> **Stated problem**
Write every entry out again exactly, please, and skip the pictures.

> **Material provided**
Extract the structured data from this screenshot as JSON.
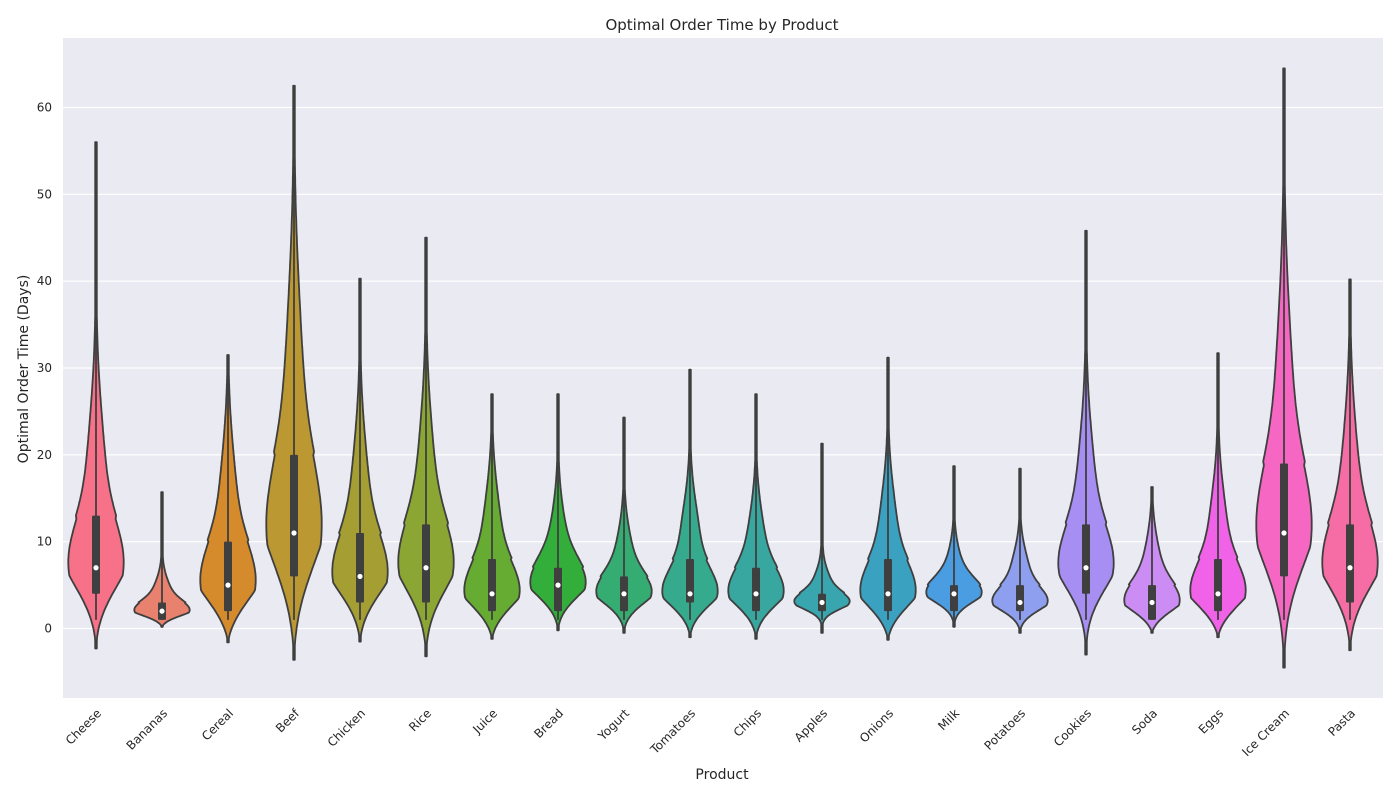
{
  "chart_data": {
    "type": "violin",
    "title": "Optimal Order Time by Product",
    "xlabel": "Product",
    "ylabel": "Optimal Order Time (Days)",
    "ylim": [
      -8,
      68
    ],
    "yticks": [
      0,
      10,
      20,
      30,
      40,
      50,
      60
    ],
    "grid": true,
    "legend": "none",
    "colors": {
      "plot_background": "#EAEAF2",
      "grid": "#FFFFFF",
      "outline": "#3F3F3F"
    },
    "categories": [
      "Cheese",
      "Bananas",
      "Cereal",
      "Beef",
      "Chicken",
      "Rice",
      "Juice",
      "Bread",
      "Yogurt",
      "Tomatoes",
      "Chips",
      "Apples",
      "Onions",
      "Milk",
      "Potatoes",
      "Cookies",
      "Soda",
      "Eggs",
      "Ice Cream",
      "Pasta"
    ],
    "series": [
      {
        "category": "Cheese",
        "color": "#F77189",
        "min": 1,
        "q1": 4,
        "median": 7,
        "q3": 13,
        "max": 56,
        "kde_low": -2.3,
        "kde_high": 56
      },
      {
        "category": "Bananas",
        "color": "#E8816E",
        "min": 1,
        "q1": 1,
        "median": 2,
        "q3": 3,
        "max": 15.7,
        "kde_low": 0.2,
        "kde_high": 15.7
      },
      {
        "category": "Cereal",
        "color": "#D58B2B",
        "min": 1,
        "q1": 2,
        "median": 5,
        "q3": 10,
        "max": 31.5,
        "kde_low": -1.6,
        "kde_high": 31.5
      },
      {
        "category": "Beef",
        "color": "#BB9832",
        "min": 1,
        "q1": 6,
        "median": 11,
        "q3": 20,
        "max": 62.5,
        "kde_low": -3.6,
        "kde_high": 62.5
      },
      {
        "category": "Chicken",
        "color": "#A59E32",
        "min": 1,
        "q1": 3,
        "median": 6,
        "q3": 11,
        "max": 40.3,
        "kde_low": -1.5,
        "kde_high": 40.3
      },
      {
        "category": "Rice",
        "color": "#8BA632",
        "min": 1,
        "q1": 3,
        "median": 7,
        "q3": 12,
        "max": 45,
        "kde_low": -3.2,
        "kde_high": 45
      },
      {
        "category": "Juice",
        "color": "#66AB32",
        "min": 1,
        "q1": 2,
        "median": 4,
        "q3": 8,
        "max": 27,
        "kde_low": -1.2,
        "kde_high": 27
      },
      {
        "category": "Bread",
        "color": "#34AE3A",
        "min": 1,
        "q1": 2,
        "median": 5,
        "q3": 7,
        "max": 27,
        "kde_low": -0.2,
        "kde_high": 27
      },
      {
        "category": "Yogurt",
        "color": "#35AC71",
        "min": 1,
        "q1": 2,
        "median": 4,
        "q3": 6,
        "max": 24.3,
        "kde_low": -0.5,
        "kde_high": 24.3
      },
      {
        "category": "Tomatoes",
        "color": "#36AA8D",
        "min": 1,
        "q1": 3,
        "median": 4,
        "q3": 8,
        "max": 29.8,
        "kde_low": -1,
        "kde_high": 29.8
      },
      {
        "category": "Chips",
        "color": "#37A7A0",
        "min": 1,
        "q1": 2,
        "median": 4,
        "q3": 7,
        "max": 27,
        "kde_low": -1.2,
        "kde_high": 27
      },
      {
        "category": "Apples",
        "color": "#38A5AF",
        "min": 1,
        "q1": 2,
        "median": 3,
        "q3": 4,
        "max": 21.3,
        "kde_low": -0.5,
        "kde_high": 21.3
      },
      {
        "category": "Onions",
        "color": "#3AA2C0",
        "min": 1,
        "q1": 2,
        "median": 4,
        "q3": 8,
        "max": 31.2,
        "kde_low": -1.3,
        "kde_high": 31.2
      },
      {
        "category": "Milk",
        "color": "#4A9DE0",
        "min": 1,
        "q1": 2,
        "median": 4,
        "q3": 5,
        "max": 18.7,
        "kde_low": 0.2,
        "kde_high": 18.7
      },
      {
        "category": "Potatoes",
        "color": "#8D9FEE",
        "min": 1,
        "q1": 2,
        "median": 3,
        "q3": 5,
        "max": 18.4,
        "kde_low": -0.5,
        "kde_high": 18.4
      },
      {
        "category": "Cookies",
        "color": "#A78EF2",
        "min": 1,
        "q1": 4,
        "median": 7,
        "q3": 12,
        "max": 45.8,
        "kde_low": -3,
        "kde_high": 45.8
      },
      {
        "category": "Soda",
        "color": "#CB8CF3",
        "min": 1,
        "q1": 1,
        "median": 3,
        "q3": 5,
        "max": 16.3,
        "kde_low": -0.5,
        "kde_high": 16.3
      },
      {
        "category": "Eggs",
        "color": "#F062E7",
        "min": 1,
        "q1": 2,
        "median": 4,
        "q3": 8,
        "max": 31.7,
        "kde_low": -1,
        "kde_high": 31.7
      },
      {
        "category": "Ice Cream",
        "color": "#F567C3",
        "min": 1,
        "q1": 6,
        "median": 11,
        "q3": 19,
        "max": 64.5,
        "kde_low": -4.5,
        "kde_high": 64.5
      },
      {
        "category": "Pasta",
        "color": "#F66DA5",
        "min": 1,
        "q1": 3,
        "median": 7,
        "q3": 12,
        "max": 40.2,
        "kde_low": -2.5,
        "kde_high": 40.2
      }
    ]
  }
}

> **Correct answer**
Extract the structured data from this screenshot as JSON.
{
  "chart_data": {
    "type": "violin",
    "title": "Optimal Order Time by Product",
    "xlabel": "Product",
    "ylabel": "Optimal Order Time (Days)",
    "ylim": [
      -8,
      68
    ],
    "yticks": [
      0,
      10,
      20,
      30,
      40,
      50,
      60
    ],
    "grid": true,
    "legend": "none",
    "colors": {
      "plot_background": "#EAEAF2",
      "grid": "#FFFFFF",
      "outline": "#3F3F3F"
    },
    "categories": [
      "Cheese",
      "Bananas",
      "Cereal",
      "Beef",
      "Chicken",
      "Rice",
      "Juice",
      "Bread",
      "Yogurt",
      "Tomatoes",
      "Chips",
      "Apples",
      "Onions",
      "Milk",
      "Potatoes",
      "Cookies",
      "Soda",
      "Eggs",
      "Ice Cream",
      "Pasta"
    ],
    "series": [
      {
        "category": "Cheese",
        "color": "#F77189",
        "min": 1,
        "q1": 4,
        "median": 7,
        "q3": 13,
        "max": 56,
        "kde_low": -2.3,
        "kde_high": 56
      },
      {
        "category": "Bananas",
        "color": "#E8816E",
        "min": 1,
        "q1": 1,
        "median": 2,
        "q3": 3,
        "max": 15.7,
        "kde_low": 0.2,
        "kde_high": 15.7
      },
      {
        "category": "Cereal",
        "color": "#D58B2B",
        "min": 1,
        "q1": 2,
        "median": 5,
        "q3": 10,
        "max": 31.5,
        "kde_low": -1.6,
        "kde_high": 31.5
      },
      {
        "category": "Beef",
        "color": "#BB9832",
        "min": 1,
        "q1": 6,
        "median": 11,
        "q3": 20,
        "max": 62.5,
        "kde_low": -3.6,
        "kde_high": 62.5
      },
      {
        "category": "Chicken",
        "color": "#A59E32",
        "min": 1,
        "q1": 3,
        "median": 6,
        "q3": 11,
        "max": 40.3,
        "kde_low": -1.5,
        "kde_high": 40.3
      },
      {
        "category": "Rice",
        "color": "#8BA632",
        "min": 1,
        "q1": 3,
        "median": 7,
        "q3": 12,
        "max": 45,
        "kde_low": -3.2,
        "kde_high": 45
      },
      {
        "category": "Juice",
        "color": "#66AB32",
        "min": 1,
        "q1": 2,
        "median": 4,
        "q3": 8,
        "max": 27,
        "kde_low": -1.2,
        "kde_high": 27
      },
      {
        "category": "Bread",
        "color": "#34AE3A",
        "min": 1,
        "q1": 2,
        "median": 5,
        "q3": 7,
        "max": 27,
        "kde_low": -0.2,
        "kde_high": 27
      },
      {
        "category": "Yogurt",
        "color": "#35AC71",
        "min": 1,
        "q1": 2,
        "median": 4,
        "q3": 6,
        "max": 24.3,
        "kde_low": -0.5,
        "kde_high": 24.3
      },
      {
        "category": "Tomatoes",
        "color": "#36AA8D",
        "min": 1,
        "q1": 3,
        "median": 4,
        "q3": 8,
        "max": 29.8,
        "kde_low": -1,
        "kde_high": 29.8
      },
      {
        "category": "Chips",
        "color": "#37A7A0",
        "min": 1,
        "q1": 2,
        "median": 4,
        "q3": 7,
        "max": 27,
        "kde_low": -1.2,
        "kde_high": 27
      },
      {
        "category": "Apples",
        "color": "#38A5AF",
        "min": 1,
        "q1": 2,
        "median": 3,
        "q3": 4,
        "max": 21.3,
        "kde_low": -0.5,
        "kde_high": 21.3
      },
      {
        "category": "Onions",
        "color": "#3AA2C0",
        "min": 1,
        "q1": 2,
        "median": 4,
        "q3": 8,
        "max": 31.2,
        "kde_low": -1.3,
        "kde_high": 31.2
      },
      {
        "category": "Milk",
        "color": "#4A9DE0",
        "min": 1,
        "q1": 2,
        "median": 4,
        "q3": 5,
        "max": 18.7,
        "kde_low": 0.2,
        "kde_high": 18.7
      },
      {
        "category": "Potatoes",
        "color": "#8D9FEE",
        "min": 1,
        "q1": 2,
        "median": 3,
        "q3": 5,
        "max": 18.4,
        "kde_low": -0.5,
        "kde_high": 18.4
      },
      {
        "category": "Cookies",
        "color": "#A78EF2",
        "min": 1,
        "q1": 4,
        "median": 7,
        "q3": 12,
        "max": 45.8,
        "kde_low": -3,
        "kde_high": 45.8
      },
      {
        "category": "Soda",
        "color": "#CB8CF3",
        "min": 1,
        "q1": 1,
        "median": 3,
        "q3": 5,
        "max": 16.3,
        "kde_low": -0.5,
        "kde_high": 16.3
      },
      {
        "category": "Eggs",
        "color": "#F062E7",
        "min": 1,
        "q1": 2,
        "median": 4,
        "q3": 8,
        "max": 31.7,
        "kde_low": -1,
        "kde_high": 31.7
      },
      {
        "category": "Ice Cream",
        "color": "#F567C3",
        "min": 1,
        "q1": 6,
        "median": 11,
        "q3": 19,
        "max": 64.5,
        "kde_low": -4.5,
        "kde_high": 64.5
      },
      {
        "category": "Pasta",
        "color": "#F66DA5",
        "min": 1,
        "q1": 3,
        "median": 7,
        "q3": 12,
        "max": 40.2,
        "kde_low": -2.5,
        "kde_high": 40.2
      }
    ]
  }
}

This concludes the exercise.